━━━ MATERIAL FOR THIS EXERCISE ━━━

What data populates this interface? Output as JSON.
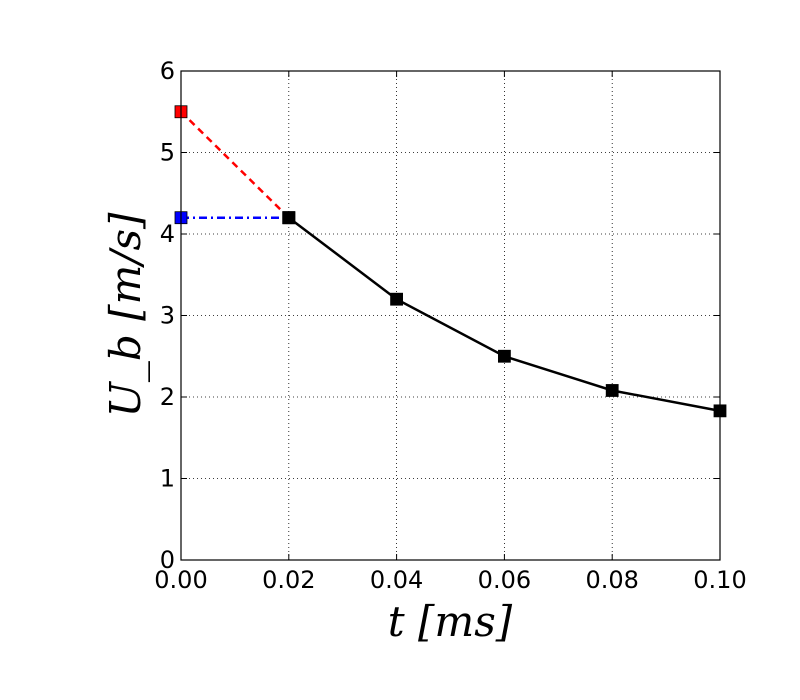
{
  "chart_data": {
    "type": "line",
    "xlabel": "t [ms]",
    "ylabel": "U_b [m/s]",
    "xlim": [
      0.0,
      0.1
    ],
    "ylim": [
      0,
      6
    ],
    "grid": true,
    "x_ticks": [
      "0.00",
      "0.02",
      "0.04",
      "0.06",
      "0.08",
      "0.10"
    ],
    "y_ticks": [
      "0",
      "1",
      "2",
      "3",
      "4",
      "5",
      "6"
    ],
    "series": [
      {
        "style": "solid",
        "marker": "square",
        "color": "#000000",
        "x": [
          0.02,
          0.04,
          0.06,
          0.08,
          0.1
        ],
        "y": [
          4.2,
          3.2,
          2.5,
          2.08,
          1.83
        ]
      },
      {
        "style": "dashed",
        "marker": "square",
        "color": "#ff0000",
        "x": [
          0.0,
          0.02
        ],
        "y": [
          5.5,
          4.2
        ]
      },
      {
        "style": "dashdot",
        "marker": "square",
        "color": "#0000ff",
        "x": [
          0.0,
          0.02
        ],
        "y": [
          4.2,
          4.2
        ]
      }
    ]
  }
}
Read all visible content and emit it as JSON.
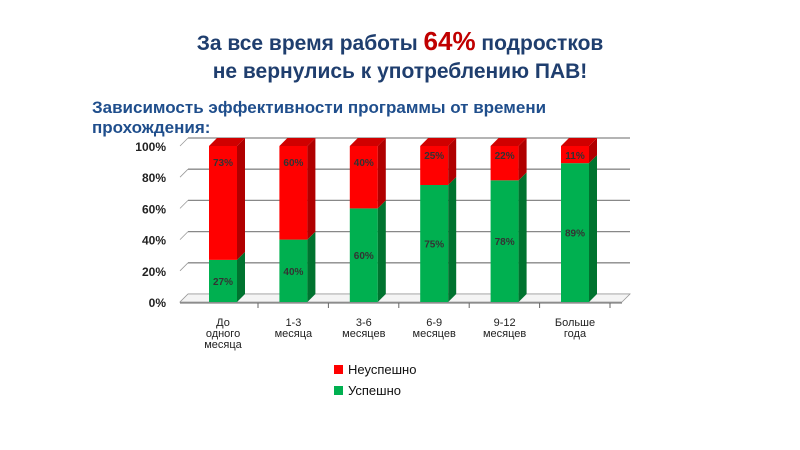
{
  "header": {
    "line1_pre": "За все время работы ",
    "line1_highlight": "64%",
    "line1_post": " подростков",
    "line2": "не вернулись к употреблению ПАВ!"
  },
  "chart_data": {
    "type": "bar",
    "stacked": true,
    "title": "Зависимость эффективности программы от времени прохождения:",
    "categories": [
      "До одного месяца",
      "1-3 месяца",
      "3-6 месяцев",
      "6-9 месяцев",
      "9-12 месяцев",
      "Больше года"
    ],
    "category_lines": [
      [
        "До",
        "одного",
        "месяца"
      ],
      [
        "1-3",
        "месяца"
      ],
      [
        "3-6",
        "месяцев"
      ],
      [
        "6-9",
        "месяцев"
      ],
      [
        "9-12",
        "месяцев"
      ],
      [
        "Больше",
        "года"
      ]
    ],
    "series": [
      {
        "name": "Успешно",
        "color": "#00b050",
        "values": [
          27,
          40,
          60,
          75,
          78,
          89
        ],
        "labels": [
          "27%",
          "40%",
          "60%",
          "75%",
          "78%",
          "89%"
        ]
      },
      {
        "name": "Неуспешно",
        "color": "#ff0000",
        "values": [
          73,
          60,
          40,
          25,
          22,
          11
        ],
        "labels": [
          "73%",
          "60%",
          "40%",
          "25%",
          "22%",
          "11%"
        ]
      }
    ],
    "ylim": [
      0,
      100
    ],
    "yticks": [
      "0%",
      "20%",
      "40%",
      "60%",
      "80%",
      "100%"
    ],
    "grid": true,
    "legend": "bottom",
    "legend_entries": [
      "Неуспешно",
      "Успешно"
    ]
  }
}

━━━

- _EXERCISE BRIEF_: Reproduce word for word only the lines between the line containing "Read all visible content and emit it as JSON." and the end of the listing above, both included, and drop any pictures.

- _EXERCISE ANSWER_:
Read all visible content and emit it as JSON.
{
  "header": {
    "line1_pre": "За все время работы ",
    "line1_highlight": "64%",
    "line1_post": " подростков",
    "line2": "не вернулись к употреблению ПАВ!"
  },
  "chart_data": {
    "type": "bar",
    "stacked": true,
    "title": "Зависимость эффективности программы от времени прохождения:",
    "categories": [
      "До одного месяца",
      "1-3 месяца",
      "3-6 месяцев",
      "6-9 месяцев",
      "9-12 месяцев",
      "Больше года"
    ],
    "category_lines": [
      [
        "До",
        "одного",
        "месяца"
      ],
      [
        "1-3",
        "месяца"
      ],
      [
        "3-6",
        "месяцев"
      ],
      [
        "6-9",
        "месяцев"
      ],
      [
        "9-12",
        "месяцев"
      ],
      [
        "Больше",
        "года"
      ]
    ],
    "series": [
      {
        "name": "Успешно",
        "color": "#00b050",
        "values": [
          27,
          40,
          60,
          75,
          78,
          89
        ],
        "labels": [
          "27%",
          "40%",
          "60%",
          "75%",
          "78%",
          "89%"
        ]
      },
      {
        "name": "Неуспешно",
        "color": "#ff0000",
        "values": [
          73,
          60,
          40,
          25,
          22,
          11
        ],
        "labels": [
          "73%",
          "60%",
          "40%",
          "25%",
          "22%",
          "11%"
        ]
      }
    ],
    "ylim": [
      0,
      100
    ],
    "yticks": [
      "0%",
      "20%",
      "40%",
      "60%",
      "80%",
      "100%"
    ],
    "grid": true,
    "legend": "bottom",
    "legend_entries": [
      "Неуспешно",
      "Успешно"
    ]
  }
}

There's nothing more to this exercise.